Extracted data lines
══════

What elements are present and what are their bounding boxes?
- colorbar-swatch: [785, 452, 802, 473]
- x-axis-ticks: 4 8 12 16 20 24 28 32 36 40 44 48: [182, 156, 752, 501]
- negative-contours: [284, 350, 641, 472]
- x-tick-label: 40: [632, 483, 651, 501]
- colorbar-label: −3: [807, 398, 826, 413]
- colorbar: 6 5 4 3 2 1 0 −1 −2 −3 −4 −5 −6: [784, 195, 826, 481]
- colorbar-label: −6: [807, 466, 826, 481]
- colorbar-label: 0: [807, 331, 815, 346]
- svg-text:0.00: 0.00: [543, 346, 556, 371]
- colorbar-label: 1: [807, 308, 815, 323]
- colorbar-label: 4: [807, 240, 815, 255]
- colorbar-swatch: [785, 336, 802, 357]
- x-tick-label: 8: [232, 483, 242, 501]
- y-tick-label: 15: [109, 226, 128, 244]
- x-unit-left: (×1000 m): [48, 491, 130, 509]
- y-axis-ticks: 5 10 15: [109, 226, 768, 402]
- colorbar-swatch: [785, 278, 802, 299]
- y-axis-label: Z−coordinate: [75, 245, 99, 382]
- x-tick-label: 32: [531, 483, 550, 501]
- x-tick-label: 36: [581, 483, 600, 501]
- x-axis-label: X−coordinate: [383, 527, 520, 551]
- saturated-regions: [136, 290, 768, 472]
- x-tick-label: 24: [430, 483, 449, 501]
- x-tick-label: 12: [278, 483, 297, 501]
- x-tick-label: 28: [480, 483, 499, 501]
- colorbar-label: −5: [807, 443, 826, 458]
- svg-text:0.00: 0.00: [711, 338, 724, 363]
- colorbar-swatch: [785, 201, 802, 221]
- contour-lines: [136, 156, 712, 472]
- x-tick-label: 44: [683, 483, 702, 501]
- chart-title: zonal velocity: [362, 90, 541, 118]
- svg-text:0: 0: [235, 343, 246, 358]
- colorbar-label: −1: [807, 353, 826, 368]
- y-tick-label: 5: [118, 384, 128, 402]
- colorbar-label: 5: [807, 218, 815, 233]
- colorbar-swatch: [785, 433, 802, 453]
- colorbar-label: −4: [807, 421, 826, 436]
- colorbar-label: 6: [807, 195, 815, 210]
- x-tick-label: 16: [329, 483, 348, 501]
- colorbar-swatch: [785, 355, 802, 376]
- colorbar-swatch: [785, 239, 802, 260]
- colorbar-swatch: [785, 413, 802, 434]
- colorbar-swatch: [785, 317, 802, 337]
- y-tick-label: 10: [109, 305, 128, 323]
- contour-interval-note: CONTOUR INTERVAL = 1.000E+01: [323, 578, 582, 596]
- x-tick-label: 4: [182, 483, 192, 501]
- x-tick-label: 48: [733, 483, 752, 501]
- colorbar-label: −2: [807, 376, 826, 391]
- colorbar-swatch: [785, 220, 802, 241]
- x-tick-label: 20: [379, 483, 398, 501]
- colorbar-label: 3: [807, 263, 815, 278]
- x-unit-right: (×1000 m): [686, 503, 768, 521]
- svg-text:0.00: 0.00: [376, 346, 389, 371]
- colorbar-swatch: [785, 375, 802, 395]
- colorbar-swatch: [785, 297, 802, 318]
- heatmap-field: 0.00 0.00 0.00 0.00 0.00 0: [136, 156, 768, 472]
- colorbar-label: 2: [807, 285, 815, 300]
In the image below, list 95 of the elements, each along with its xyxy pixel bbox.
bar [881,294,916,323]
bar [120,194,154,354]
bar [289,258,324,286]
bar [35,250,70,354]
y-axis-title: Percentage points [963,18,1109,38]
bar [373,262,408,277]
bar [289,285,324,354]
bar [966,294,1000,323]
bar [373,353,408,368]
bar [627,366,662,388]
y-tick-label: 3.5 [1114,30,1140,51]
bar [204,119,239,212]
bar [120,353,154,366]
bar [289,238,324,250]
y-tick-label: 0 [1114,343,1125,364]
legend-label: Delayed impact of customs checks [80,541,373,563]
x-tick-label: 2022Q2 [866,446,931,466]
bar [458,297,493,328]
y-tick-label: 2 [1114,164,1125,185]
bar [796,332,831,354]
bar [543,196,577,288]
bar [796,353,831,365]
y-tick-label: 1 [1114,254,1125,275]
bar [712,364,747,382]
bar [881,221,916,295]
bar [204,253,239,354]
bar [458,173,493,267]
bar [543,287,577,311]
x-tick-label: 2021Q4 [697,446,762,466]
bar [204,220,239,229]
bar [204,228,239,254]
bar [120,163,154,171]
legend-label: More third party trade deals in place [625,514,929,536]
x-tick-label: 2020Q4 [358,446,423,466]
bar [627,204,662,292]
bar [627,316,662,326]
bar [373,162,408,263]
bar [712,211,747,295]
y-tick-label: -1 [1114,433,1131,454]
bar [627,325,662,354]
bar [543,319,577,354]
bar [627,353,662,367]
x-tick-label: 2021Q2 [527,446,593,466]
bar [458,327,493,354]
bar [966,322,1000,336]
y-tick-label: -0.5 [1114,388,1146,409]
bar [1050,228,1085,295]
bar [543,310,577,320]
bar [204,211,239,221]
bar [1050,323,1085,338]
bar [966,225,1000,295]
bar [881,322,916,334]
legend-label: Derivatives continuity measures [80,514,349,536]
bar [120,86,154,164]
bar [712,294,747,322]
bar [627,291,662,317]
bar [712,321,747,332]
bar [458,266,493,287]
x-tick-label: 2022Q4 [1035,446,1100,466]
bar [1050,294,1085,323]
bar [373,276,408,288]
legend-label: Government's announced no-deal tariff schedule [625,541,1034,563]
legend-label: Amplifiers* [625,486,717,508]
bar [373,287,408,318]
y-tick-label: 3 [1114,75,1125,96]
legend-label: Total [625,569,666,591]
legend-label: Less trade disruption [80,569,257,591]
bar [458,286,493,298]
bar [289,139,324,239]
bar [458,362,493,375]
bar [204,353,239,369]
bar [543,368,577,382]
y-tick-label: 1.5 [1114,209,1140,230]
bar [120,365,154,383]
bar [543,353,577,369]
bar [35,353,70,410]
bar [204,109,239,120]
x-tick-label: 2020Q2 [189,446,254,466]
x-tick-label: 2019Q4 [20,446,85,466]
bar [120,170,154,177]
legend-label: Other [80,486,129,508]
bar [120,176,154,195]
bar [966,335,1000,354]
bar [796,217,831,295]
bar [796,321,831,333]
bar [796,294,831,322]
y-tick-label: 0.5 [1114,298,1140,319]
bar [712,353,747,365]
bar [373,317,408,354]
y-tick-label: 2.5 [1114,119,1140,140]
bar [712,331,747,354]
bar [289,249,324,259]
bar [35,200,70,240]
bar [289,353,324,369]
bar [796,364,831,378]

══════

Please reproduce every line above verbatim, from first to last.

What elements are present and what are their bounding boxes?
- colorbar-swatch: [785, 452, 802, 473]
- x-axis-ticks: 4 8 12 16 20 24 28 32 36 40 44 48: [182, 156, 752, 501]
- negative-contours: [284, 350, 641, 472]
- x-tick-label: 40: [632, 483, 651, 501]
- colorbar-label: −3: [807, 398, 826, 413]
- colorbar: 6 5 4 3 2 1 0 −1 −2 −3 −4 −5 −6: [784, 195, 826, 481]
- colorbar-label: −6: [807, 466, 826, 481]
- colorbar-label: 0: [807, 331, 815, 346]
- svg-text:0.00: 0.00: [543, 346, 556, 371]
- colorbar-label: 1: [807, 308, 815, 323]
- colorbar-label: 4: [807, 240, 815, 255]
- colorbar-swatch: [785, 336, 802, 357]
- x-tick-label: 8: [232, 483, 242, 501]
- y-tick-label: 15: [109, 226, 128, 244]
- x-unit-left: (×1000 m): [48, 491, 130, 509]
- y-axis-ticks: 5 10 15: [109, 226, 768, 402]
- colorbar-swatch: [785, 278, 802, 299]
- y-axis-label: Z−coordinate: [75, 245, 99, 382]
- x-tick-label: 32: [531, 483, 550, 501]
- x-tick-label: 36: [581, 483, 600, 501]
- x-axis-label: X−coordinate: [383, 527, 520, 551]
- saturated-regions: [136, 290, 768, 472]
- x-tick-label: 24: [430, 483, 449, 501]
- x-tick-label: 12: [278, 483, 297, 501]
- x-tick-label: 28: [480, 483, 499, 501]
- colorbar-label: −5: [807, 443, 826, 458]
- svg-text:0.00: 0.00: [711, 338, 724, 363]
- colorbar-swatch: [785, 201, 802, 221]
- contour-lines: [136, 156, 712, 472]
- x-tick-label: 44: [683, 483, 702, 501]
- chart-title: zonal velocity: [362, 90, 541, 118]
- svg-text:0: 0: [235, 343, 246, 358]
- colorbar-label: −1: [807, 353, 826, 368]
- y-tick-label: 5: [118, 384, 128, 402]
- colorbar-label: 5: [807, 218, 815, 233]
- colorbar-swatch: [785, 433, 802, 453]
- colorbar-label: −4: [807, 421, 826, 436]
- colorbar-label: 6: [807, 195, 815, 210]
- x-tick-label: 16: [329, 483, 348, 501]
- colorbar-swatch: [785, 355, 802, 376]
- colorbar-swatch: [785, 239, 802, 260]
- colorbar-swatch: [785, 413, 802, 434]
- colorbar-swatch: [785, 317, 802, 337]
- y-tick-label: 10: [109, 305, 128, 323]
- contour-interval-note: CONTOUR INTERVAL = 1.000E+01: [323, 578, 582, 596]
- x-tick-label: 4: [182, 483, 192, 501]
- x-tick-label: 48: [733, 483, 752, 501]
- colorbar-label: −2: [807, 376, 826, 391]
- colorbar-swatch: [785, 220, 802, 241]
- x-tick-label: 20: [379, 483, 398, 501]
- colorbar-label: 3: [807, 263, 815, 278]
- x-unit-right: (×1000 m): [686, 503, 768, 521]
- svg-text:0.00: 0.00: [376, 346, 389, 371]
- colorbar-swatch: [785, 375, 802, 395]
- colorbar-swatch: [785, 297, 802, 318]
- heatmap-field: 0.00 0.00 0.00 0.00 0.00 0: [136, 156, 768, 472]
- colorbar-label: 2: [807, 285, 815, 300]
In the image below, list 95 of the elements, each along with its xyxy pixel bbox.
bar [881,294,916,323]
bar [120,194,154,354]
bar [289,258,324,286]
bar [35,250,70,354]
y-axis-title: Percentage points [963,18,1109,38]
bar [373,262,408,277]
bar [289,285,324,354]
bar [966,294,1000,323]
bar [373,353,408,368]
bar [627,366,662,388]
y-tick-label: 3.5 [1114,30,1140,51]
bar [204,119,239,212]
bar [120,353,154,366]
bar [289,238,324,250]
y-tick-label: 0 [1114,343,1125,364]
legend-label: Delayed impact of customs checks [80,541,373,563]
x-tick-label: 2022Q2 [866,446,931,466]
bar [458,297,493,328]
y-tick-label: 2 [1114,164,1125,185]
bar [796,332,831,354]
bar [543,196,577,288]
bar [796,353,831,365]
y-tick-label: 1 [1114,254,1125,275]
bar [712,364,747,382]
bar [881,221,916,295]
bar [204,253,239,354]
bar [458,173,493,267]
bar [543,287,577,311]
x-tick-label: 2021Q4 [697,446,762,466]
bar [204,220,239,229]
bar [204,228,239,254]
bar [120,163,154,171]
legend-label: More third party trade deals in place [625,514,929,536]
x-tick-label: 2020Q4 [358,446,423,466]
bar [627,204,662,292]
bar [627,316,662,326]
bar [373,162,408,263]
bar [712,211,747,295]
y-tick-label: -1 [1114,433,1131,454]
bar [627,325,662,354]
bar [543,319,577,354]
bar [627,353,662,367]
x-tick-label: 2021Q2 [527,446,593,466]
bar [458,327,493,354]
bar [966,322,1000,336]
y-tick-label: -0.5 [1114,388,1146,409]
bar [1050,228,1085,295]
bar [543,310,577,320]
bar [204,211,239,221]
bar [1050,323,1085,338]
bar [966,225,1000,295]
bar [881,322,916,334]
legend-label: Derivatives continuity measures [80,514,349,536]
bar [120,86,154,164]
bar [712,294,747,322]
bar [627,291,662,317]
bar [712,321,747,332]
bar [458,266,493,287]
x-tick-label: 2022Q4 [1035,446,1100,466]
bar [1050,294,1085,323]
bar [373,276,408,288]
legend-label: Government's announced no-deal tariff schedule [625,541,1034,563]
legend-label: Amplifiers* [625,486,717,508]
bar [373,287,408,318]
y-tick-label: 3 [1114,75,1125,96]
legend-label: Total [625,569,666,591]
legend-label: Less trade disruption [80,569,257,591]
bar [458,286,493,298]
bar [289,139,324,239]
bar [458,362,493,375]
bar [204,353,239,369]
bar [543,368,577,382]
y-tick-label: 1.5 [1114,209,1140,230]
bar [120,365,154,383]
bar [543,353,577,369]
bar [35,353,70,410]
bar [204,109,239,120]
x-tick-label: 2020Q2 [189,446,254,466]
x-tick-label: 2019Q4 [20,446,85,466]
bar [120,170,154,177]
legend-label: Other [80,486,129,508]
bar [120,176,154,195]
bar [966,335,1000,354]
bar [796,217,831,295]
bar [796,321,831,333]
bar [796,294,831,322]
y-tick-label: 0.5 [1114,298,1140,319]
bar [712,353,747,365]
bar [373,317,408,354]
y-tick-label: 2.5 [1114,119,1140,140]
bar [712,331,747,354]
bar [289,249,324,259]
bar [35,200,70,240]
bar [289,353,324,369]
bar [796,364,831,378]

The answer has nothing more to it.